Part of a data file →

-- Start --

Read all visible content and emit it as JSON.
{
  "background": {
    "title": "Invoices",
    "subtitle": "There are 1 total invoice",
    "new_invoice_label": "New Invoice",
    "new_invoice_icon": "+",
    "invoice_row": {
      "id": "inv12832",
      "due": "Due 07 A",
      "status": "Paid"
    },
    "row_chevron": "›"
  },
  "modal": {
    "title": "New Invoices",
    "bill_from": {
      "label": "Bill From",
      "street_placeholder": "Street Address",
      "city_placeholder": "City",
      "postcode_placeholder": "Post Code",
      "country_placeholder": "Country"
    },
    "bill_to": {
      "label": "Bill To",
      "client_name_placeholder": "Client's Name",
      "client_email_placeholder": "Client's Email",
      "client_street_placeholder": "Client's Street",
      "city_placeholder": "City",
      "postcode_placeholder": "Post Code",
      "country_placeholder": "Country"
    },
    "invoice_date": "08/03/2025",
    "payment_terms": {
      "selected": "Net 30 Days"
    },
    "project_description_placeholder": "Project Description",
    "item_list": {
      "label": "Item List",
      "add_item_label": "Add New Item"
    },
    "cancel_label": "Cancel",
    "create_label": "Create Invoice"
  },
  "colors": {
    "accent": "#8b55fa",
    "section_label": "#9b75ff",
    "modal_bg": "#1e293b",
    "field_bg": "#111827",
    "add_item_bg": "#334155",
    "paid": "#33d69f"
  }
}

-- End --

TASK DIRECTIONS →
Search the material above for "Client". Pull out each line where it shows up.

RESULT FOR THIS TASK →
      "client_name_placeholder": "Client's Name",
      "client_email_placeholder": "Client's Email",
      "client_street_placeholder": "Client's Street",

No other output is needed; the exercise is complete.